TASK INSTRUCTIONS: Return the lines below that carry the word "Pohjanmaan".

Dataset records:

□ □ □ □ □

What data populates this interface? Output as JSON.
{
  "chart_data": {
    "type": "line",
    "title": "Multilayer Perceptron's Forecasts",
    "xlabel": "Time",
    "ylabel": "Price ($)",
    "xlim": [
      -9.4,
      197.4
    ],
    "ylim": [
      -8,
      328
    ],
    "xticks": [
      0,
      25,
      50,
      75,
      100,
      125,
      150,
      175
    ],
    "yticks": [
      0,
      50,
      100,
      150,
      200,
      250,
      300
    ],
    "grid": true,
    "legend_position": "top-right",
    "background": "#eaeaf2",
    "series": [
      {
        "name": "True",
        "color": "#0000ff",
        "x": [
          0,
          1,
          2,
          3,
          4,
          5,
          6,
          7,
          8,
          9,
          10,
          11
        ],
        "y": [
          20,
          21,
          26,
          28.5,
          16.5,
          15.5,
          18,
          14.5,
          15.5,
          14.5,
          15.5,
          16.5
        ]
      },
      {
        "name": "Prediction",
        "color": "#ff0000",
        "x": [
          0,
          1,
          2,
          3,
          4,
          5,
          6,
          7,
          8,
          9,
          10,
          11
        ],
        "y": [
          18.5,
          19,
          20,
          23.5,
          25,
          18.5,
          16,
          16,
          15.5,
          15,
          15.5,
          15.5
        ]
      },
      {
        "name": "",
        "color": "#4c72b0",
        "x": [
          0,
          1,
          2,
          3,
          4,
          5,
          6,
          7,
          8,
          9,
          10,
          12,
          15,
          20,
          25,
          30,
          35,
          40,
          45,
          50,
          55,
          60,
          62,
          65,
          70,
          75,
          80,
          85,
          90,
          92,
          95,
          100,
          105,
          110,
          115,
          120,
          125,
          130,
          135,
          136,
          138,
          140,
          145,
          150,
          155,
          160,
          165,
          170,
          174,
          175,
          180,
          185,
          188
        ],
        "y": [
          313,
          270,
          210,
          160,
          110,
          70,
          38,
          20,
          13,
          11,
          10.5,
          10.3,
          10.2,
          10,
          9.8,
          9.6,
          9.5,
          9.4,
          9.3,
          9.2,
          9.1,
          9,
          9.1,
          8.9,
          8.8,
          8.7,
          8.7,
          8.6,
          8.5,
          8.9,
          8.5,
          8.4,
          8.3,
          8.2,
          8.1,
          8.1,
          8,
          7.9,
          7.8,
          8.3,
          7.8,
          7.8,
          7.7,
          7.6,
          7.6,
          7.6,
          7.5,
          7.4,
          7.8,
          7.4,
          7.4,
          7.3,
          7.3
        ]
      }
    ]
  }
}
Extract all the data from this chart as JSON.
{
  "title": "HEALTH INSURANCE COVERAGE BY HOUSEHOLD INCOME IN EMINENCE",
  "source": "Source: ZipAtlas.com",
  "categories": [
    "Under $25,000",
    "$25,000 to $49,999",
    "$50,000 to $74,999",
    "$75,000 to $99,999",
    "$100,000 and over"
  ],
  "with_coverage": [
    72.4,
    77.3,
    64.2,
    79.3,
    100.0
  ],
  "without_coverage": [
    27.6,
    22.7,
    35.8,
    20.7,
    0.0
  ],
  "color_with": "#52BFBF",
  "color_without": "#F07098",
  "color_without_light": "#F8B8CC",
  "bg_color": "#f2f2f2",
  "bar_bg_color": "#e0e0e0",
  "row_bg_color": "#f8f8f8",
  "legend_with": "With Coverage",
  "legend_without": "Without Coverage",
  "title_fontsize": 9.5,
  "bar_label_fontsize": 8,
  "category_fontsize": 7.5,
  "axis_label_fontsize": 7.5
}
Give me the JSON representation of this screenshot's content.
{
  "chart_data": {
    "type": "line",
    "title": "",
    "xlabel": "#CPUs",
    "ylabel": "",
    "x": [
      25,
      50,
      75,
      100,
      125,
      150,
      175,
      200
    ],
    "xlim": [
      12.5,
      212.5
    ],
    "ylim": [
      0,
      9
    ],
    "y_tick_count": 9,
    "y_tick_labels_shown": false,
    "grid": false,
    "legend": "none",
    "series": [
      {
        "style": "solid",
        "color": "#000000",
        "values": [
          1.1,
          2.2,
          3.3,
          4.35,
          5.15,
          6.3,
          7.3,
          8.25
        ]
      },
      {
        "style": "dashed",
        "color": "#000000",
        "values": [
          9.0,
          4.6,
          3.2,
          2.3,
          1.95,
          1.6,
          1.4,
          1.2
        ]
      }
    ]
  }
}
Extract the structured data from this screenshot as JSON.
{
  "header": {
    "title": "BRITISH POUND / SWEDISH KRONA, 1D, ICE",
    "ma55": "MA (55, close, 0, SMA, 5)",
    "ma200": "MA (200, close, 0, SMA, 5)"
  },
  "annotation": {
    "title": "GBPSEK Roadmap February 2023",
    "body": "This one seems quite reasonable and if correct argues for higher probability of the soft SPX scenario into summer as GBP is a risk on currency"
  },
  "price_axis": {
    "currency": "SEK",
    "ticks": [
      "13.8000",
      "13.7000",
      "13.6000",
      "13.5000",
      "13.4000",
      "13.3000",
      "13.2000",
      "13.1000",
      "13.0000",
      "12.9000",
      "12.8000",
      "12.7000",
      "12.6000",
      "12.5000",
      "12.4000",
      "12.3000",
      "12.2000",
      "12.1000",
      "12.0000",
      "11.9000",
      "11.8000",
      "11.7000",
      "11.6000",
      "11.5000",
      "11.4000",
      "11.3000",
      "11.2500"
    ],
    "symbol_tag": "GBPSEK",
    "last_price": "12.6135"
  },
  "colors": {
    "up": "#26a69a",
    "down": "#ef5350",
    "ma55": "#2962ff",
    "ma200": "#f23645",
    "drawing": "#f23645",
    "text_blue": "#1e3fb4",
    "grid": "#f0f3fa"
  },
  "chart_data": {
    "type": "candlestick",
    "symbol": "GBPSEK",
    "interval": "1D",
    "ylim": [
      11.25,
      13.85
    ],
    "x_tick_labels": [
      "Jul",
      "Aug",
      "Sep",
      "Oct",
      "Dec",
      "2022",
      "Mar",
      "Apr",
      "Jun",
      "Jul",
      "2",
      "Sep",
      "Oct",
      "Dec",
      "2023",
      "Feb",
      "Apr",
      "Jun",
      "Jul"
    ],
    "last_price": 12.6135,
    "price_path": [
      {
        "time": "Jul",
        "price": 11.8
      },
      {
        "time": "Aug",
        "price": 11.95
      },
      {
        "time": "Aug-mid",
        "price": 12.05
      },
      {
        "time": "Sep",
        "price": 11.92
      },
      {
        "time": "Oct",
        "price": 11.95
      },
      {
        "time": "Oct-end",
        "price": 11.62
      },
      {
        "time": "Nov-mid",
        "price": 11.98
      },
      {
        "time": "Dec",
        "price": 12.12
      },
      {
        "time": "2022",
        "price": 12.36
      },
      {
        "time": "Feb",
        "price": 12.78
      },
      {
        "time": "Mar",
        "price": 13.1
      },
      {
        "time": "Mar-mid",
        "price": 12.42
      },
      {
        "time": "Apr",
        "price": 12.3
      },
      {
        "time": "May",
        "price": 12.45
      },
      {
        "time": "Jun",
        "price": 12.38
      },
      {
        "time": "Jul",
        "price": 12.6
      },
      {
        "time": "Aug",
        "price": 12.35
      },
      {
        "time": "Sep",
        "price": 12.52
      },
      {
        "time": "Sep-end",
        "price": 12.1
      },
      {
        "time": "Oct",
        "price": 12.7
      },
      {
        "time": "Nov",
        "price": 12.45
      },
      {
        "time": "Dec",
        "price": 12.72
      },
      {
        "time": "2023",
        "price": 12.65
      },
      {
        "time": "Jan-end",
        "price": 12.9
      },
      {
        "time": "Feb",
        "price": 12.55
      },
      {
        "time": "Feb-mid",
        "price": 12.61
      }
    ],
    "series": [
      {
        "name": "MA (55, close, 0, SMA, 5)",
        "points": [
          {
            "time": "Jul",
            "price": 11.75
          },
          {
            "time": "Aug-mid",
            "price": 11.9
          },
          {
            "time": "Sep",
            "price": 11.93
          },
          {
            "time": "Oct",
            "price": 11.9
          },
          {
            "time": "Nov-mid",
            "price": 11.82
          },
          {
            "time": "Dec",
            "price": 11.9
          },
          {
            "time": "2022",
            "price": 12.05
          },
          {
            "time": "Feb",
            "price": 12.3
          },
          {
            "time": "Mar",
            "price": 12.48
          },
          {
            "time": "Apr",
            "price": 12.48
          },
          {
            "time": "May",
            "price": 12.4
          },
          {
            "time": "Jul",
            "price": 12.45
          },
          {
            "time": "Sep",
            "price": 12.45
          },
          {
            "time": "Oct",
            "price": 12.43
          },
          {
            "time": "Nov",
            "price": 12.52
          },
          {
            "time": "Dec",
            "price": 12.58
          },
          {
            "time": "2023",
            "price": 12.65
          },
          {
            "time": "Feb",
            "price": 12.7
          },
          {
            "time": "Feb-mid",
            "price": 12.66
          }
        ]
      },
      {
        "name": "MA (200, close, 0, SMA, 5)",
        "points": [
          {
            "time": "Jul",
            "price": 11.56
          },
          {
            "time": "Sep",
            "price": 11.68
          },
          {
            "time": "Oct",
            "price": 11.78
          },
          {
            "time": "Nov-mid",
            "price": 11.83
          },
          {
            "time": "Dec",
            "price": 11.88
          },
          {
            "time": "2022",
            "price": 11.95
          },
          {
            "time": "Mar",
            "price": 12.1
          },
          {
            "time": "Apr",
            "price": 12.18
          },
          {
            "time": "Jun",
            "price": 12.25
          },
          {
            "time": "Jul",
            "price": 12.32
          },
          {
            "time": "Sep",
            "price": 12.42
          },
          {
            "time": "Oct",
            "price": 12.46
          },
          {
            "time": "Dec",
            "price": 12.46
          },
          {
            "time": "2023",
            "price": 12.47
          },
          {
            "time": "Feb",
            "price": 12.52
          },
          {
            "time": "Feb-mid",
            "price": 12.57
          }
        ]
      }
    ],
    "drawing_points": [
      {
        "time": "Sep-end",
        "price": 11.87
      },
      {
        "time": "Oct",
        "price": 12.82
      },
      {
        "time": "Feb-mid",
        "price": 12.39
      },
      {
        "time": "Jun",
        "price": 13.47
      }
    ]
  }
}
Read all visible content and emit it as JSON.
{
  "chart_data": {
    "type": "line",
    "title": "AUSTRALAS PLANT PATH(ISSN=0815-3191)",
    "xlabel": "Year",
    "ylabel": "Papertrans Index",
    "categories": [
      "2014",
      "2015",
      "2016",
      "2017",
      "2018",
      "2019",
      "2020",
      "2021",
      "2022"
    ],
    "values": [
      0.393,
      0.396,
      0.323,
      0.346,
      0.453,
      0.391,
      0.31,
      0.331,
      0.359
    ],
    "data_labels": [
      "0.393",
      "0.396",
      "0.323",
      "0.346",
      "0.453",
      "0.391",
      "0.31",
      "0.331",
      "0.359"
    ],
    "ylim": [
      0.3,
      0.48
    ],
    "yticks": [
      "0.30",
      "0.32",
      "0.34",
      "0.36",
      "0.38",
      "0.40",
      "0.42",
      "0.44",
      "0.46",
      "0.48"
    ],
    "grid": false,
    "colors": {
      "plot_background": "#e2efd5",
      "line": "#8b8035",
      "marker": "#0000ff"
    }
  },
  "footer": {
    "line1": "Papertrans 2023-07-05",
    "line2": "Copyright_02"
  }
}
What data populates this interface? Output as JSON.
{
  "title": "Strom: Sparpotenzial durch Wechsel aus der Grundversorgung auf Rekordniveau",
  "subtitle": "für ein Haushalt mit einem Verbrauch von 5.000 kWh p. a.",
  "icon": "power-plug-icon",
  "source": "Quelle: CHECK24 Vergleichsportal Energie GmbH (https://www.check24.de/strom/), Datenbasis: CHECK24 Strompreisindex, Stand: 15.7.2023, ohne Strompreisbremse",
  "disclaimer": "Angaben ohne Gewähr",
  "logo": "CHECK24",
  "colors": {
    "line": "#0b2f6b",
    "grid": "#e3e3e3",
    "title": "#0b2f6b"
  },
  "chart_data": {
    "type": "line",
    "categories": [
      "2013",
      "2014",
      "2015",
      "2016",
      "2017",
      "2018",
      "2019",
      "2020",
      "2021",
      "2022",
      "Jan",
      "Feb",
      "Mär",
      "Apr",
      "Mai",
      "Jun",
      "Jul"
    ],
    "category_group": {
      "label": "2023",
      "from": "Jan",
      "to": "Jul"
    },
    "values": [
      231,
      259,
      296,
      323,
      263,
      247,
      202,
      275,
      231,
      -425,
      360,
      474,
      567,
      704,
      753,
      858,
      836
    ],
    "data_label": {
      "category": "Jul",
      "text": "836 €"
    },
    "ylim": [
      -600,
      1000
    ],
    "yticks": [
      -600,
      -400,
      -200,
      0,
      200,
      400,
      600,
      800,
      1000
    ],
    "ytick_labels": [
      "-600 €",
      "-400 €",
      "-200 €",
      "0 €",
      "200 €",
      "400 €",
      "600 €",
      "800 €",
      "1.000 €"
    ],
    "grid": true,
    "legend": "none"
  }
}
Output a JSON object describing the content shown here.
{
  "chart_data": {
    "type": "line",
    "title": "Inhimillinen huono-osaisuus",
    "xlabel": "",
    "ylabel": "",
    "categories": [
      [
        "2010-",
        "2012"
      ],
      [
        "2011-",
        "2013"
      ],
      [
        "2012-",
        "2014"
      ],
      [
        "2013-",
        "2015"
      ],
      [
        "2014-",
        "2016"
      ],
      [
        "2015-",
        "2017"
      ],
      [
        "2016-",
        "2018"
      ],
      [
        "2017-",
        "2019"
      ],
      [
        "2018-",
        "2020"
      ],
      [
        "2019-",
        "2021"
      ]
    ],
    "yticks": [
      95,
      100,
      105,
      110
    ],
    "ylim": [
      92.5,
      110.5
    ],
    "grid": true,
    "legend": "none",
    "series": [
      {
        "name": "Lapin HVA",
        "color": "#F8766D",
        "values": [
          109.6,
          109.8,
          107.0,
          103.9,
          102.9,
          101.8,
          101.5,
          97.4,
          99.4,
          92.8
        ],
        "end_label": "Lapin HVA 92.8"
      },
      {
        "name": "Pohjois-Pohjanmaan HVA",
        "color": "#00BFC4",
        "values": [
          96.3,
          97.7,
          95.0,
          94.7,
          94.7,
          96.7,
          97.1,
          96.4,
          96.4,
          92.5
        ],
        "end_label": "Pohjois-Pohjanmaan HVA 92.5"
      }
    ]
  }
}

□ □ □ □ □

TASK RESULT:
        "name": "Pohjois-Pohjanmaan HVA",
        "end_label": "Pohjois-Pohjanmaan HVA 92.5"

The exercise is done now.